[start]
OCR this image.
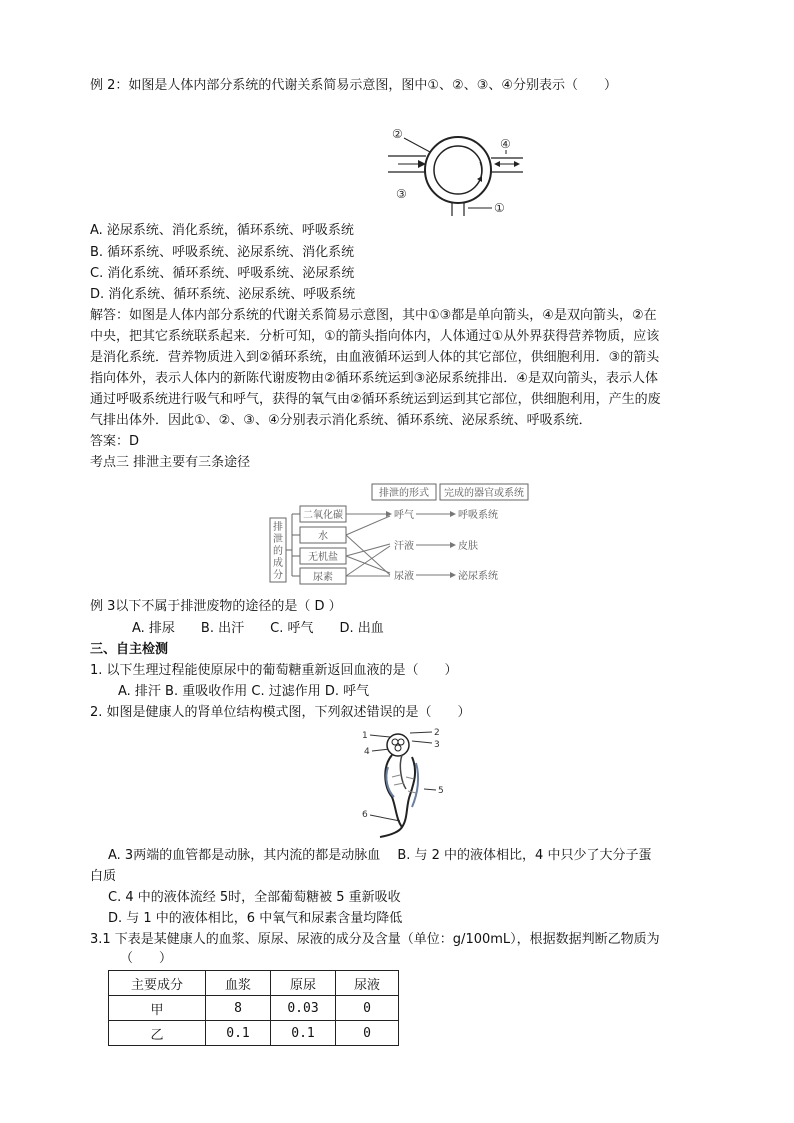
例 2：如图是人体内部分系统的代谢关系简易示意图，图中①、②、③、④分别表示（　　）
②
④
③
①
A. 泌尿系统、消化系统，循环系统、呼吸系统
B. 循环系统、呼吸系统、泌尿系统、消化系统
C. 消化系统、循环系统、呼吸系统、泌尿系统
D. 消化系统、循环系统、泌尿系统、呼吸系统
解答：如图是人体内部分系统的代谢关系简易示意图，其中①③都是单向箭头，④是双向箭头，②在
中央，把其它系统联系起来．分析可知，①的箭头指向体内，人体通过①从外界获得营养物质，应该
是消化系统．营养物质进入到②循环系统，由血液循环运到人体的其它部位，供细胞利用．③的箭头
指向体外，表示人体内的新陈代谢废物由②循环系统运到③泌尿系统排出．④是双向箭头，表示人体
通过呼吸系统进行吸气和呼气，获得的氧气由②循环系统运到运到其它部位，供细胞利用，产生的废
气排出体外．因此①、②、③、④分别表示消化系统、循环系统、泌尿系统、呼吸系统．
答案：D
考点三 排泄主要有三条途径
排泄的形式 完成的器官或系统
排
泄
的
成
分
二氧化碳
水
无机盐
尿素
呼气
汗液
尿液
呼吸系统
皮肤
泌尿系统
例 3以下不属于排泄废物的途径的是（ D ）
A. 排尿　　B. 出汗　　C. 呼气　　D. 出血
三、自主检测
1. 以下生理过程能使原尿中的葡萄糖重新返回血液的是（　　）
A. 排汗 B. 重吸收作用 C. 过滤作用 D. 呼气
2. 如图是健康人的肾单位结构模式图，下列叙述错误的是（　　）
1	2
3
4
5
6
A. 3两端的血管都是动脉，其内流的都是动脉血　 B. 与 2 中的液体相比，4 中只少了大分子蛋
白质
C. 4 中的液体流经 5时，全部葡萄糖被 5 重新吸收
D. 与 1 中的液体相比，6 中氧气和尿素含量均降低
3.1 下表是某健康人的血浆、原尿、尿液的成分及含量（单位：g/100mL），根据数据判断乙物质为
（　　）
主要成分	血浆	原尿	尿液
甲	8	0.03	0
乙	0.1	0.1	0
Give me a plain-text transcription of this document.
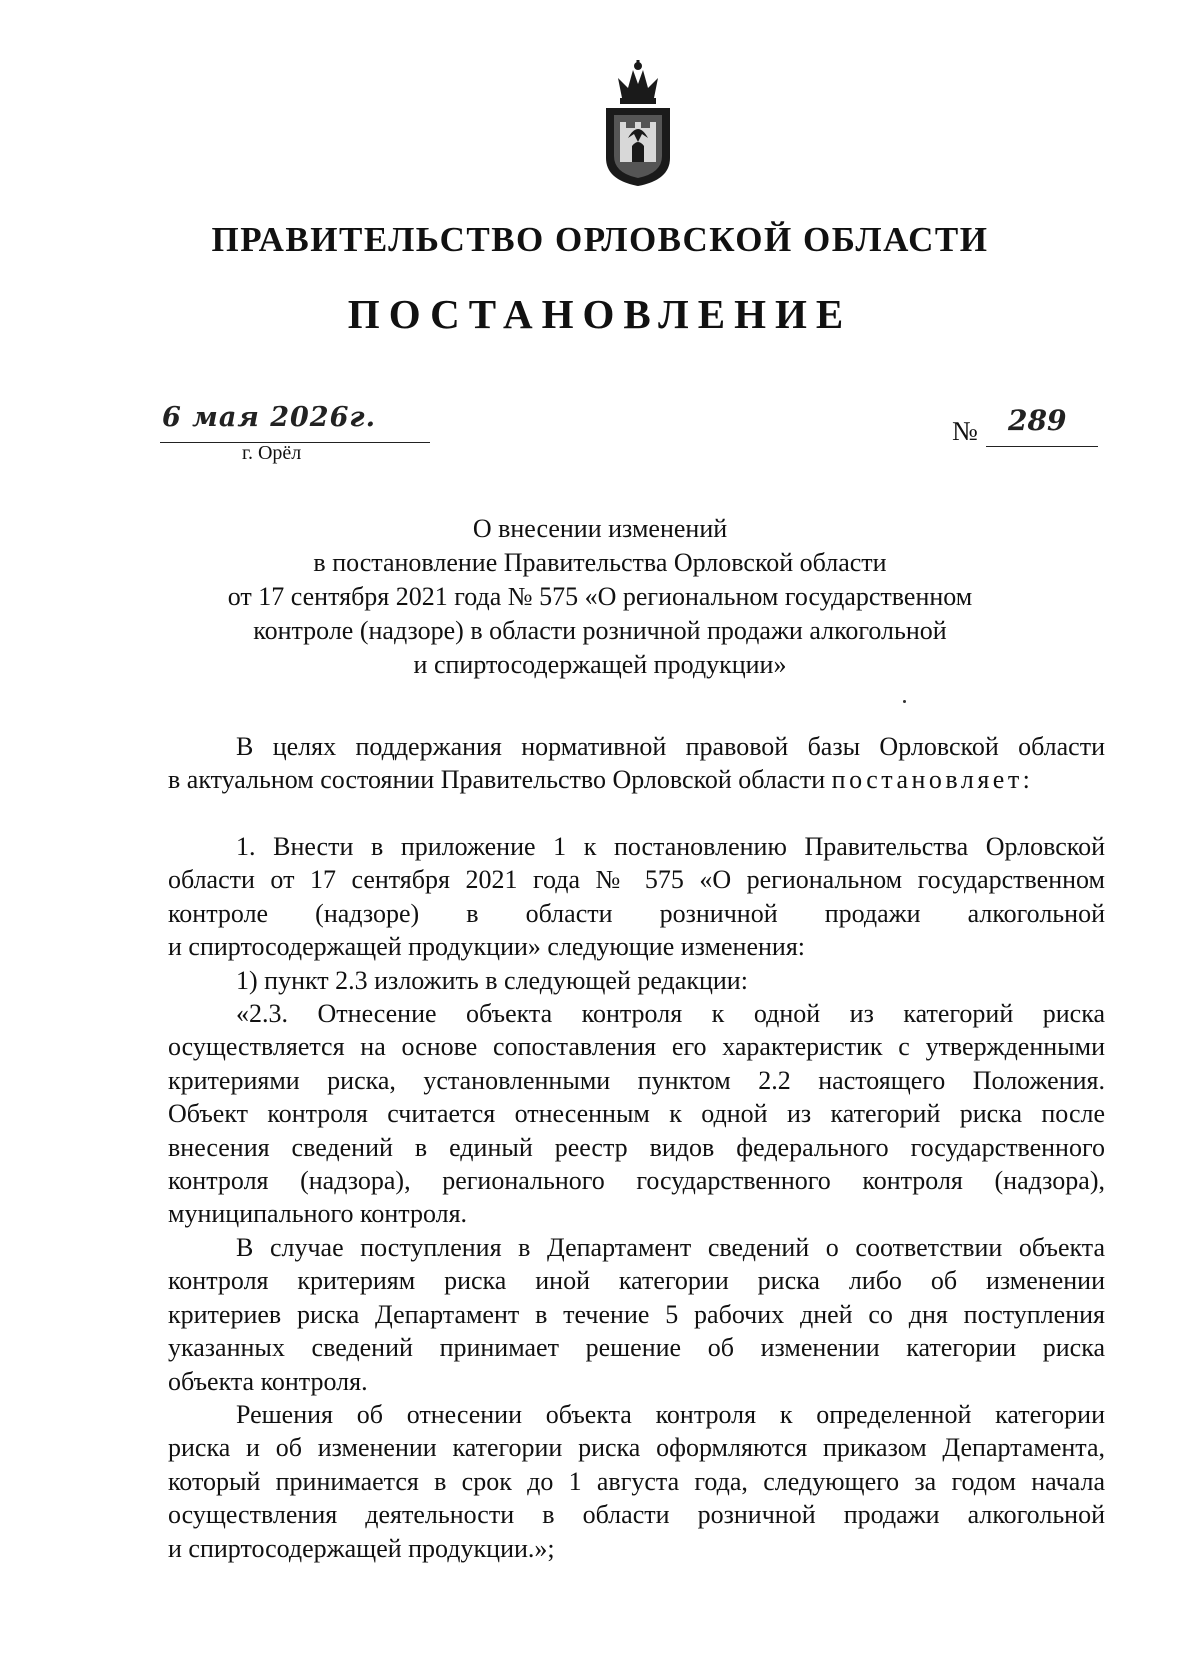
ПРАВИТЕЛЬСТВО ОРЛОВСКОЙ ОБЛАСТИ
ПОСТАНОВЛЕНИЕ
6 мая 2026г.
г. Орёл
№ 289
О внесении изменений
в постановление Правительства Орловской области
от 17 сентября 2021 года № 575 «О региональном государственном
контроле (надзоре) в области розничной продажи алкогольной
и спиртосодержащей продукции»
В целях поддержания нормативной правовой базы Орловской области
в актуальном состоянии Правительство Орловской области постановляет:
1. Внести в приложение 1 к постановлению Правительства Орловской
области от 17 сентября 2021 года № 575 «О региональном государственном
контроле (надзоре) в области розничной продажи алкогольной
и спиртосодержащей продукции» следующие изменения:
1) пункт 2.3 изложить в следующей редакции:
«2.3. Отнесение объекта контроля к одной из категорий риска
осуществляется на основе сопоставления его характеристик с утвержденными
критериями риска, установленными пунктом 2.2 настоящего Положения.
Объект контроля считается отнесенным к одной из категорий риска после
внесения сведений в единый реестр видов федерального государственного
контроля (надзора), регионального государственного контроля (надзора),
муниципального контроля.
В случае поступления в Департамент сведений о соответствии объекта
контроля критериям риска иной категории риска либо об изменении
критериев риска Департамент в течение 5 рабочих дней со дня поступления
указанных сведений принимает решение об изменении категории риска
объекта контроля.
Решения об отнесении объекта контроля к определенной категории
риска и об изменении категории риска оформляются приказом Департамента,
который принимается в срок до 1 августа года, следующего за годом начала
осуществления деятельности в области розничной продажи алкогольной
и спиртосодержащей продукции.»;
[end]
● Stated goal
From the entries, report each line that includes the word "сведений".

● Full answer
внесения сведений в единый реестр видов федерального государственного
В случае поступления в Департамент сведений о соответствии объекта
указанных сведений принимает решение об изменении категории риска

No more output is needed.